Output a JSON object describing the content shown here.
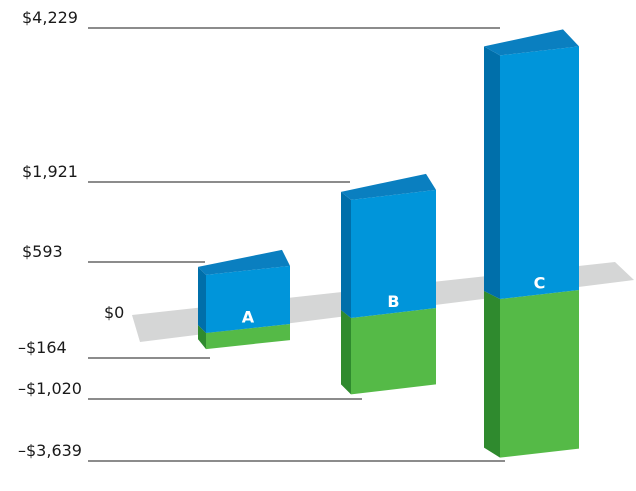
{
  "chart_data": {
    "type": "bar",
    "title": "",
    "xlabel": "",
    "ylabel": "",
    "categories": [
      "A",
      "B",
      "C"
    ],
    "series": [
      {
        "values": [
          593,
          1921,
          4229
        ]
      },
      {
        "values": [
          -164,
          -1020,
          -3639
        ]
      }
    ],
    "tick_labels": {
      "positive": [
        "$593",
        "$1,921",
        "$4,229"
      ],
      "negative": [
        "–$164",
        "–$1,020",
        "–$3,639"
      ],
      "zero": "$0"
    },
    "grid": false,
    "legend": "none",
    "colors": {
      "positive_front": "#0095DA",
      "positive_side": "#006FAA",
      "positive_top": "#0A7FC0",
      "negative_front": "#55BA47",
      "negative_side": "#2F8A2E",
      "plane": "#D5D6D6",
      "leader": "#1a1a1a",
      "text": "#1a1a1a",
      "bar_label": "#ffffff"
    }
  }
}
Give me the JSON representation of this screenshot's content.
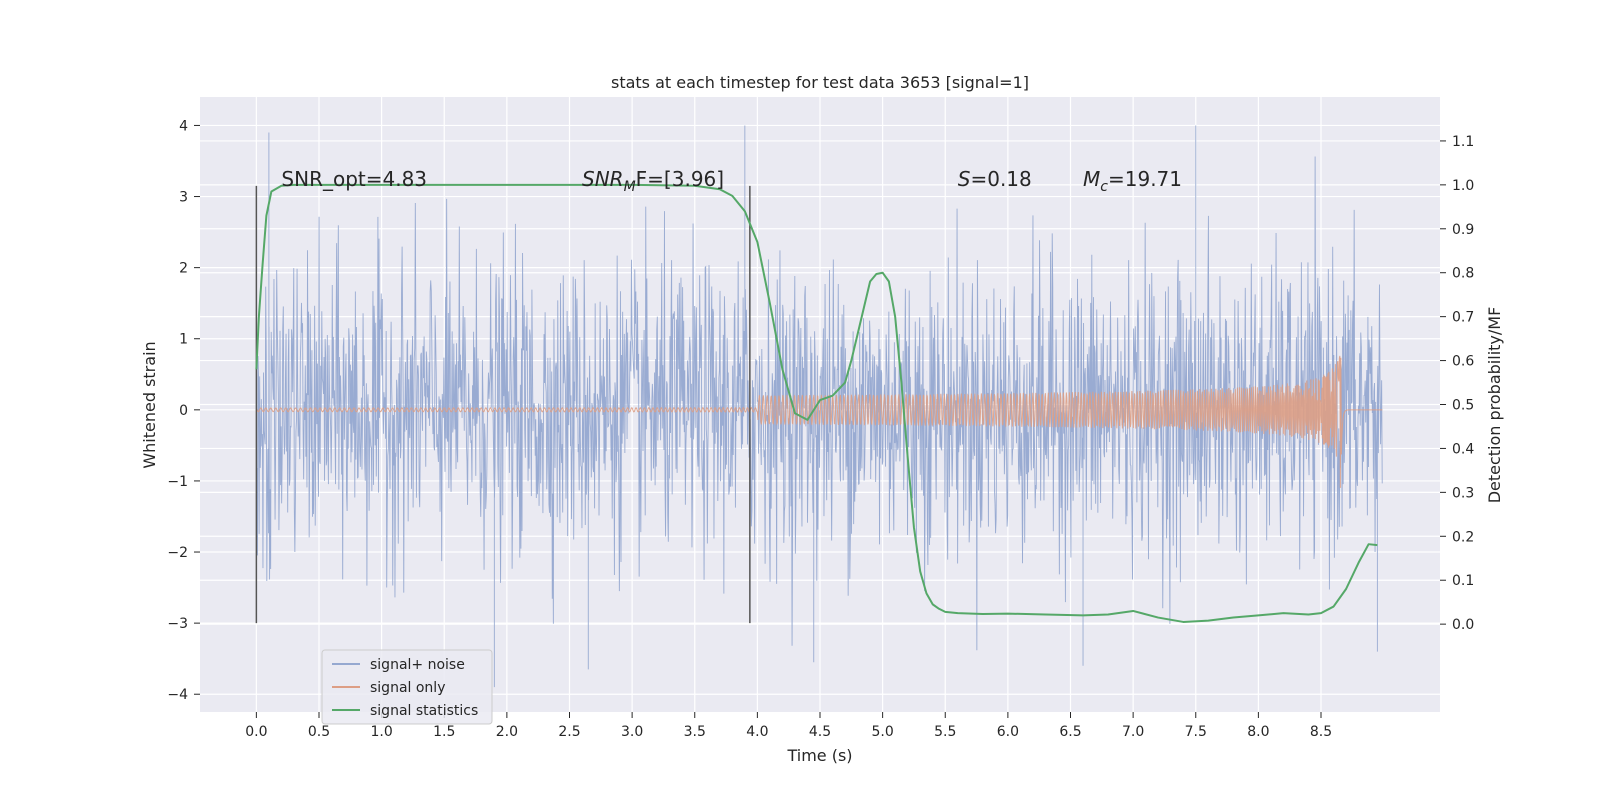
{
  "chart_data": {
    "type": "line",
    "title": "stats at each timestep for test data 3653 [signal=1]",
    "xlabel": "Time (s)",
    "ylabel": "Whitened strain",
    "y2label": "Detection probability/MF",
    "xlim": [
      -0.45,
      9.45
    ],
    "ylim": [
      -4.25,
      4.4
    ],
    "y2lim": [
      -0.2,
      1.2
    ],
    "xticks": [
      0.0,
      0.5,
      1.0,
      1.5,
      2.0,
      2.5,
      3.0,
      3.5,
      4.0,
      4.5,
      5.0,
      5.5,
      6.0,
      6.5,
      7.0,
      7.5,
      8.0,
      8.5
    ],
    "yticks": [
      -4,
      -3,
      -2,
      -1,
      0,
      1,
      2,
      3,
      4
    ],
    "y2ticks": [
      0.0,
      0.1,
      0.2,
      0.3,
      0.4,
      0.5,
      0.6,
      0.7,
      0.8,
      0.9,
      1.0,
      1.1
    ],
    "grid": true,
    "legend_position": "lower-left",
    "annotations": [
      {
        "text": "SNR_opt=4.83",
        "x": 0.2,
        "y": 3.15,
        "math": false
      },
      {
        "text": "SNR",
        "sub": "M",
        "rest": "F=[3.96]",
        "x": 2.6,
        "y": 3.15,
        "math": true
      },
      {
        "text": "S",
        "rest": "=0.18",
        "x": 5.6,
        "y": 3.15,
        "math": true
      },
      {
        "text": "M",
        "sub": "c",
        "rest": "=19.71",
        "x": 6.6,
        "y": 3.15,
        "math": true
      }
    ],
    "vlines": [
      {
        "x": 0.0,
        "y": [
          -3.0,
          3.15
        ]
      },
      {
        "x": 3.94,
        "y": [
          -3.0,
          3.15
        ]
      }
    ],
    "series": [
      {
        "name": "signal+ noise",
        "color": "#95a8d0",
        "axis": "left",
        "x_range": [
          0.0,
          8.99
        ],
        "envelope_sigma": 1.0,
        "sample_peaks": [
          {
            "x": 0.1,
            "y": 3.9
          },
          {
            "x": 1.9,
            "y": -3.9
          },
          {
            "x": 2.65,
            "y": -3.65
          },
          {
            "x": 3.9,
            "y": 4.0
          },
          {
            "x": 4.45,
            "y": -3.55
          },
          {
            "x": 6.6,
            "y": -3.6
          },
          {
            "x": 7.5,
            "y": 4.0
          },
          {
            "x": 8.95,
            "y": -3.4
          }
        ]
      },
      {
        "name": "signal only",
        "color": "#dd9e85",
        "axis": "left",
        "chirp_start": 4.0,
        "merger_time": 8.66,
        "peak_amplitude": 1.2,
        "ringdown_end": 8.99
      },
      {
        "name": "signal statistics",
        "color": "#55a868",
        "axis": "right",
        "x": [
          0.0,
          0.02,
          0.05,
          0.08,
          0.12,
          0.2,
          0.3,
          0.5,
          1.0,
          2.0,
          3.0,
          3.5,
          3.7,
          3.8,
          3.9,
          4.0,
          4.1,
          4.2,
          4.3,
          4.4,
          4.5,
          4.6,
          4.7,
          4.75,
          4.8,
          4.85,
          4.9,
          4.95,
          5.0,
          5.05,
          5.1,
          5.15,
          5.2,
          5.25,
          5.3,
          5.35,
          5.4,
          5.45,
          5.5,
          5.6,
          5.8,
          6.0,
          6.3,
          6.6,
          6.8,
          7.0,
          7.2,
          7.4,
          7.6,
          7.8,
          8.0,
          8.2,
          8.4,
          8.5,
          8.6,
          8.7,
          8.8,
          8.88,
          8.95
        ],
        "y": [
          0.58,
          0.7,
          0.82,
          0.93,
          0.985,
          0.998,
          1.0,
          1.0,
          1.0,
          1.0,
          1.0,
          0.998,
          0.99,
          0.975,
          0.94,
          0.87,
          0.73,
          0.58,
          0.48,
          0.465,
          0.51,
          0.52,
          0.55,
          0.6,
          0.66,
          0.72,
          0.78,
          0.797,
          0.8,
          0.78,
          0.7,
          0.55,
          0.38,
          0.22,
          0.12,
          0.07,
          0.045,
          0.035,
          0.028,
          0.025,
          0.023,
          0.024,
          0.022,
          0.02,
          0.022,
          0.03,
          0.015,
          0.005,
          0.008,
          0.015,
          0.02,
          0.025,
          0.022,
          0.025,
          0.04,
          0.08,
          0.14,
          0.182,
          0.18
        ]
      }
    ]
  }
}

--------

■ WHAT TO PRODUCE
Your task is to transcribe all of the records precisely, with no images included.

■ RESULT
Output a JSON object describing the content shown here.
{
  "chart_data": {
    "type": "bar",
    "title": "",
    "xlabel": "",
    "ylabel": "",
    "categories": [
      "A",
      "B",
      "C"
    ],
    "series": [
      {
        "values": [
          593,
          1921,
          4229
        ]
      },
      {
        "values": [
          -164,
          -1020,
          -3639
        ]
      }
    ],
    "tick_labels": {
      "positive": [
        "$593",
        "$1,921",
        "$4,229"
      ],
      "negative": [
        "–$164",
        "–$1,020",
        "–$3,639"
      ],
      "zero": "$0"
    },
    "grid": false,
    "legend": "none",
    "colors": {
      "positive_front": "#0095DA",
      "positive_side": "#006FAA",
      "positive_top": "#0A7FC0",
      "negative_front": "#55BA47",
      "negative_side": "#2F8A2E",
      "plane": "#D5D6D6",
      "leader": "#1a1a1a",
      "text": "#1a1a1a",
      "bar_label": "#ffffff"
    }
  }
}
Give me the JSON representation of this screenshot's content.
{
  "chart_data": {
    "type": "line",
    "title": "stats at each timestep for test data 3653 [signal=1]",
    "xlabel": "Time (s)",
    "ylabel": "Whitened strain",
    "y2label": "Detection probability/MF",
    "xlim": [
      -0.45,
      9.45
    ],
    "ylim": [
      -4.25,
      4.4
    ],
    "y2lim": [
      -0.2,
      1.2
    ],
    "xticks": [
      0.0,
      0.5,
      1.0,
      1.5,
      2.0,
      2.5,
      3.0,
      3.5,
      4.0,
      4.5,
      5.0,
      5.5,
      6.0,
      6.5,
      7.0,
      7.5,
      8.0,
      8.5
    ],
    "yticks": [
      -4,
      -3,
      -2,
      -1,
      0,
      1,
      2,
      3,
      4
    ],
    "y2ticks": [
      0.0,
      0.1,
      0.2,
      0.3,
      0.4,
      0.5,
      0.6,
      0.7,
      0.8,
      0.9,
      1.0,
      1.1
    ],
    "grid": true,
    "legend_position": "lower-left",
    "annotations": [
      {
        "text": "SNR_opt=4.83",
        "x": 0.2,
        "y": 3.15,
        "math": false
      },
      {
        "text": "SNR",
        "sub": "M",
        "rest": "F=[3.96]",
        "x": 2.6,
        "y": 3.15,
        "math": true
      },
      {
        "text": "S",
        "rest": "=0.18",
        "x": 5.6,
        "y": 3.15,
        "math": true
      },
      {
        "text": "M",
        "sub": "c",
        "rest": "=19.71",
        "x": 6.6,
        "y": 3.15,
        "math": true
      }
    ],
    "vlines": [
      {
        "x": 0.0,
        "y": [
          -3.0,
          3.15
        ]
      },
      {
        "x": 3.94,
        "y": [
          -3.0,
          3.15
        ]
      }
    ],
    "series": [
      {
        "name": "signal+ noise",
        "color": "#95a8d0",
        "axis": "left",
        "x_range": [
          0.0,
          8.99
        ],
        "envelope_sigma": 1.0,
        "sample_peaks": [
          {
            "x": 0.1,
            "y": 3.9
          },
          {
            "x": 1.9,
            "y": -3.9
          },
          {
            "x": 2.65,
            "y": -3.65
          },
          {
            "x": 3.9,
            "y": 4.0
          },
          {
            "x": 4.45,
            "y": -3.55
          },
          {
            "x": 6.6,
            "y": -3.6
          },
          {
            "x": 7.5,
            "y": 4.0
          },
          {
            "x": 8.95,
            "y": -3.4
          }
        ]
      },
      {
        "name": "signal only",
        "color": "#dd9e85",
        "axis": "left",
        "chirp_start": 4.0,
        "merger_time": 8.66,
        "peak_amplitude": 1.2,
        "ringdown_end": 8.99
      },
      {
        "name": "signal statistics",
        "color": "#55a868",
        "axis": "right",
        "x": [
          0.0,
          0.02,
          0.05,
          0.08,
          0.12,
          0.2,
          0.3,
          0.5,
          1.0,
          2.0,
          3.0,
          3.5,
          3.7,
          3.8,
          3.9,
          4.0,
          4.1,
          4.2,
          4.3,
          4.4,
          4.5,
          4.6,
          4.7,
          4.75,
          4.8,
          4.85,
          4.9,
          4.95,
          5.0,
          5.05,
          5.1,
          5.15,
          5.2,
          5.25,
          5.3,
          5.35,
          5.4,
          5.45,
          5.5,
          5.6,
          5.8,
          6.0,
          6.3,
          6.6,
          6.8,
          7.0,
          7.2,
          7.4,
          7.6,
          7.8,
          8.0,
          8.2,
          8.4,
          8.5,
          8.6,
          8.7,
          8.8,
          8.88,
          8.95
        ],
        "y": [
          0.58,
          0.7,
          0.82,
          0.93,
          0.985,
          0.998,
          1.0,
          1.0,
          1.0,
          1.0,
          1.0,
          0.998,
          0.99,
          0.975,
          0.94,
          0.87,
          0.73,
          0.58,
          0.48,
          0.465,
          0.51,
          0.52,
          0.55,
          0.6,
          0.66,
          0.72,
          0.78,
          0.797,
          0.8,
          0.78,
          0.7,
          0.55,
          0.38,
          0.22,
          0.12,
          0.07,
          0.045,
          0.035,
          0.028,
          0.025,
          0.023,
          0.024,
          0.022,
          0.02,
          0.022,
          0.03,
          0.015,
          0.005,
          0.008,
          0.015,
          0.02,
          0.025,
          0.022,
          0.025,
          0.04,
          0.08,
          0.14,
          0.182,
          0.18
        ]
      }
    ]
  }
}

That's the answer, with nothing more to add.